--- Data entries ---
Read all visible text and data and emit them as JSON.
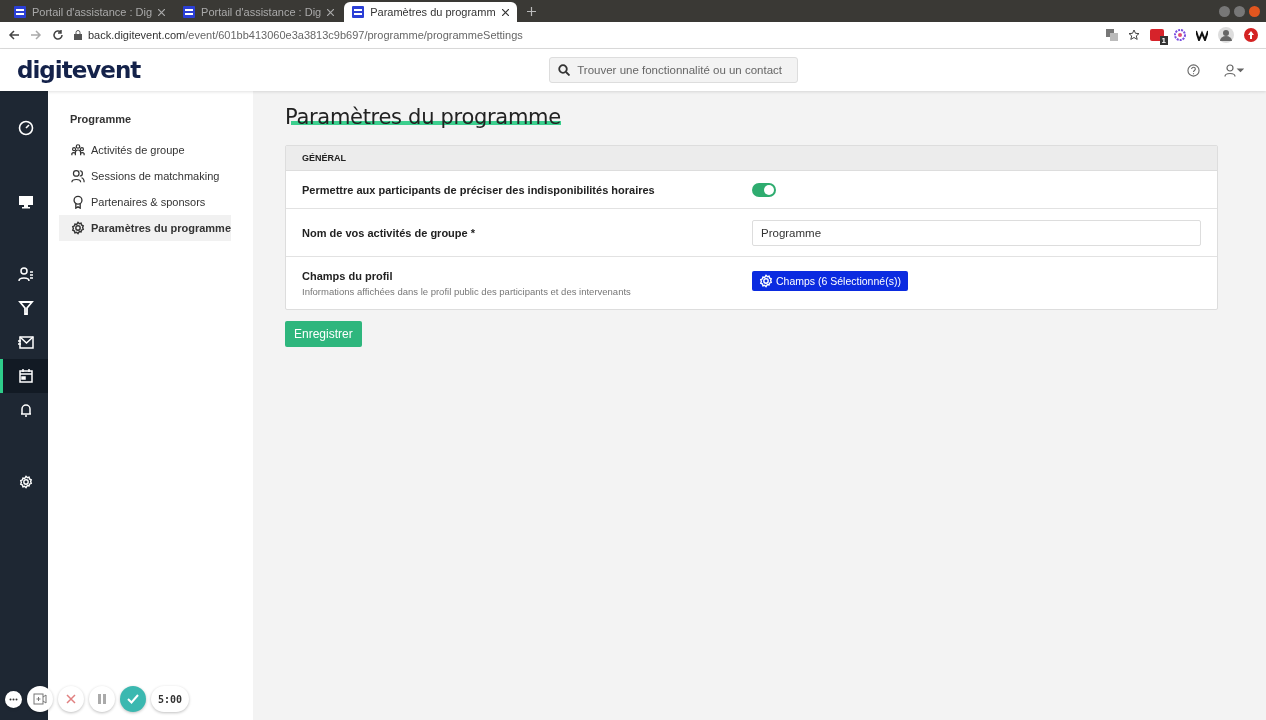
{
  "browser": {
    "tabs": [
      {
        "title": "Portail d'assistance : Dig",
        "selected": false
      },
      {
        "title": "Portail d'assistance : Dig",
        "selected": false
      },
      {
        "title": "Paramètres du programm",
        "selected": true
      }
    ],
    "url_host": "back.digitevent.com",
    "url_path": "/event/601bb413060e3a3813c9b697/programme/programmeSettings",
    "extension_badge": "1"
  },
  "header": {
    "logo": "digitevent",
    "search": {
      "placeholder": "Trouver une fonctionnalité ou un contact"
    }
  },
  "rail": [
    {
      "selected": false
    },
    {
      "selected": false
    },
    {
      "selected": false
    },
    {
      "selected": false
    },
    {
      "selected": false
    },
    {
      "selected": true
    },
    {
      "selected": false
    },
    {
      "selected": false
    }
  ],
  "sidebar": {
    "heading": "Programme",
    "items": [
      {
        "label": "Activités de groupe",
        "selected": false
      },
      {
        "label": "Sessions de matchmaking",
        "selected": false
      },
      {
        "label": "Partenaires & sponsors",
        "selected": false
      },
      {
        "label": "Paramètres du programme",
        "selected": true
      }
    ]
  },
  "page": {
    "title": "Paramètres du programme",
    "section": "GÉNÉRAL",
    "rows": [
      {
        "kind": "toggle",
        "label": "Permettre aux participants de préciser des indisponibilités horaires",
        "on": true
      },
      {
        "kind": "text",
        "label": "Nom de vos activités de groupe *",
        "value": "Programme"
      },
      {
        "kind": "button",
        "label": "Champs du profil",
        "description": "Informations affichées dans le profil public des participants et des intervenants",
        "button": "Champs (6 Sélectionné(s))"
      }
    ],
    "save": "Enregistrer"
  },
  "recorder": {
    "timer": "5:00"
  }
}
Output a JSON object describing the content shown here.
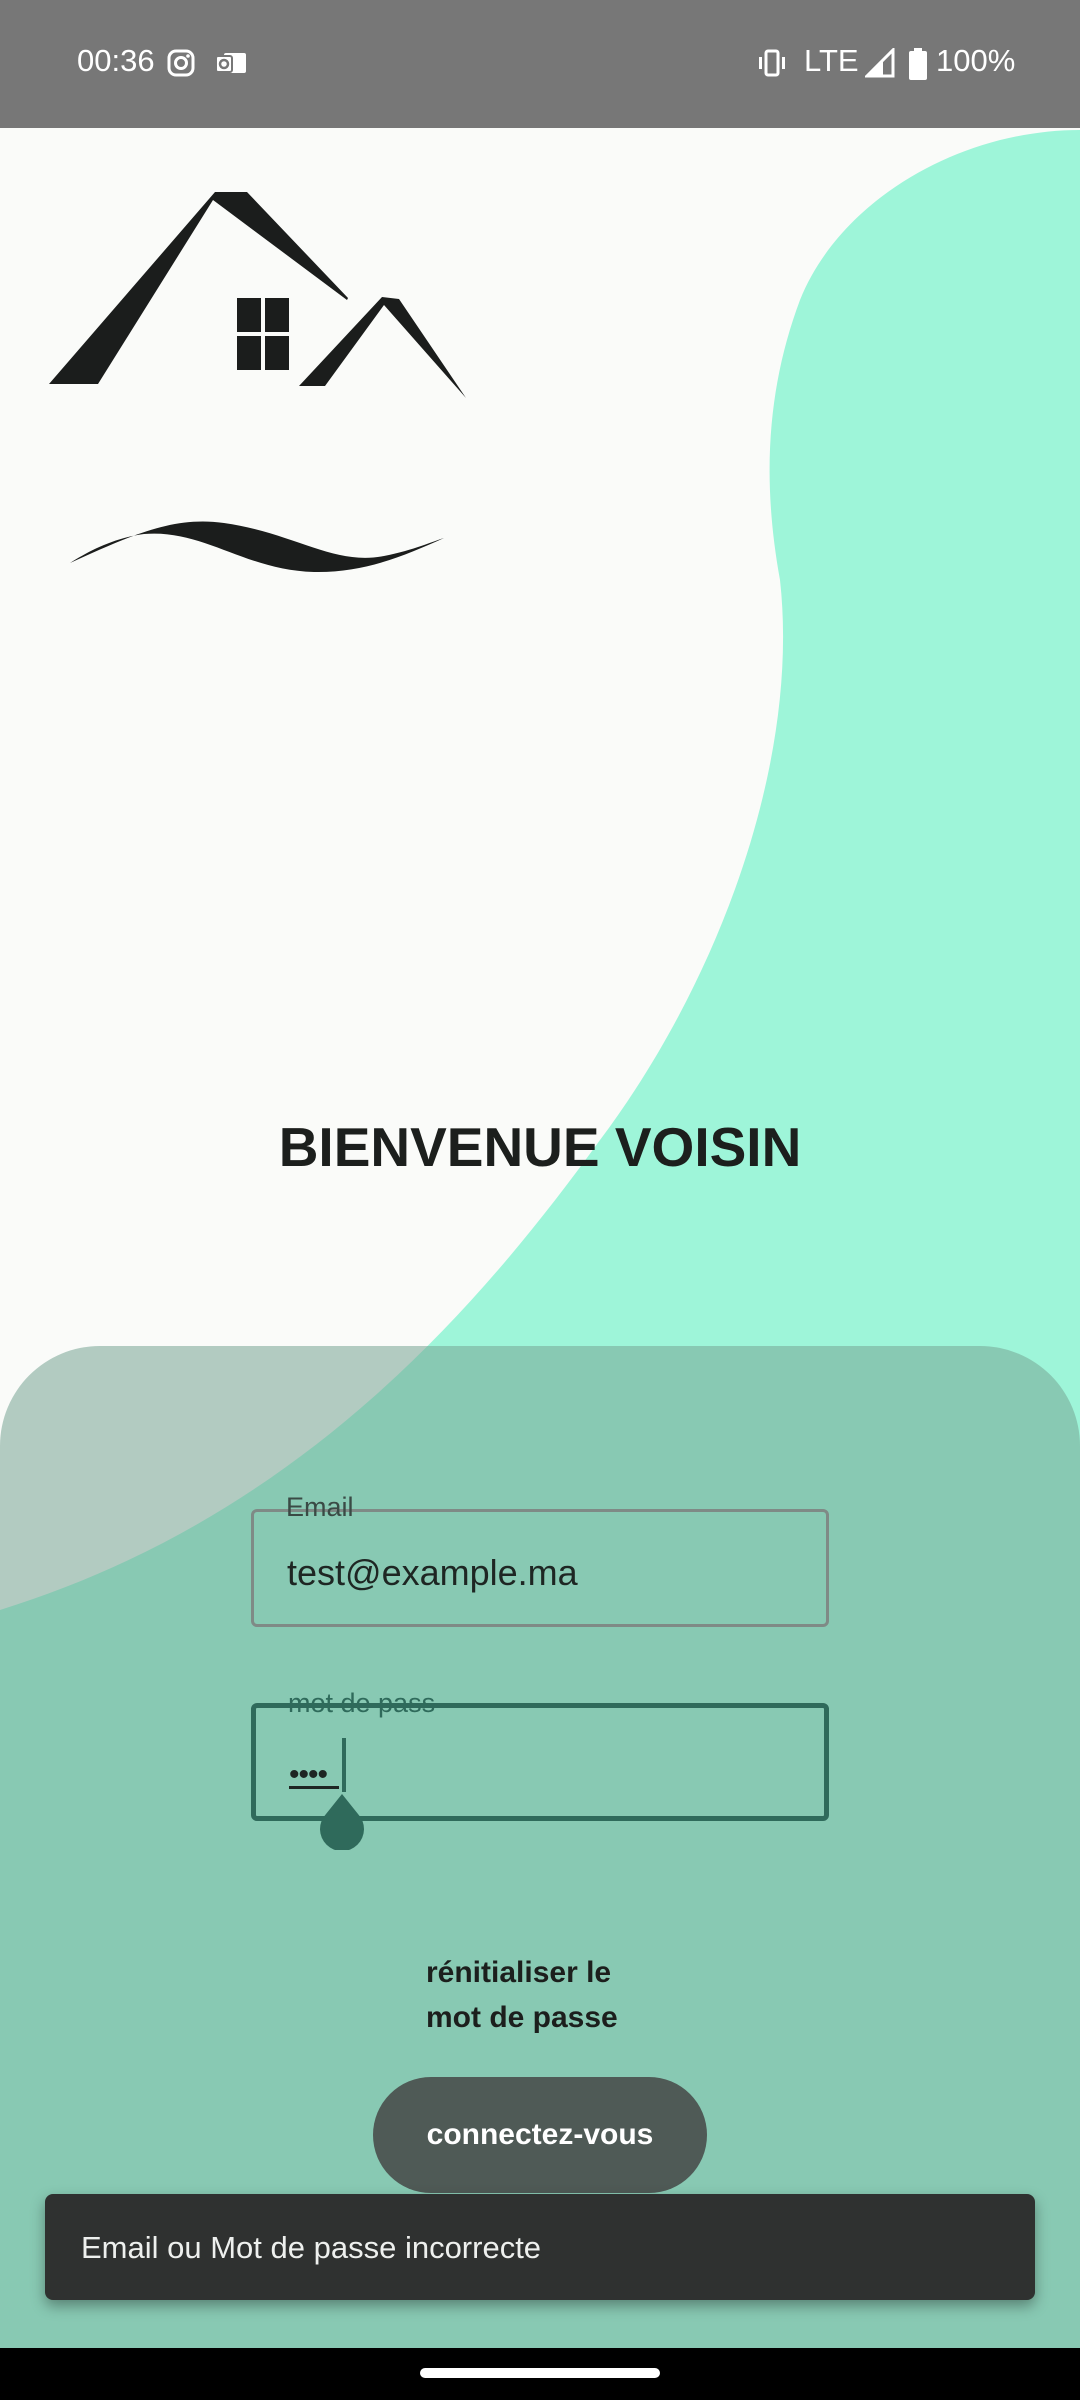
{
  "status_bar": {
    "time": "00:36",
    "network": "LTE",
    "battery": "100%",
    "icons": [
      "instagram-icon",
      "outlook-icon",
      "vibrate-icon",
      "signal-icon",
      "battery-icon"
    ]
  },
  "welcome_title": "BIENVENUE VOISIN",
  "form": {
    "email_label": "Email",
    "email_value": "test@example.ma",
    "password_label": "mot de pass",
    "password_value": "••••"
  },
  "reset_link": {
    "line1": "rénitialiser le",
    "line2": "mot de passe"
  },
  "login_button": "connectez-vous",
  "snackbar": "Email ou Mot de passe incorrecte",
  "colors": {
    "accent_mint": "#9ef5d9",
    "card_green": "#7bc4ac",
    "primary_dark_green": "#2f6a5b",
    "button": "#4f5a56",
    "status_bar": "#777777"
  }
}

--- The problem ---
Of all the lines above, how many contain the word "Champs"? Give the number and nothing else.

--- Exercise solution ---
2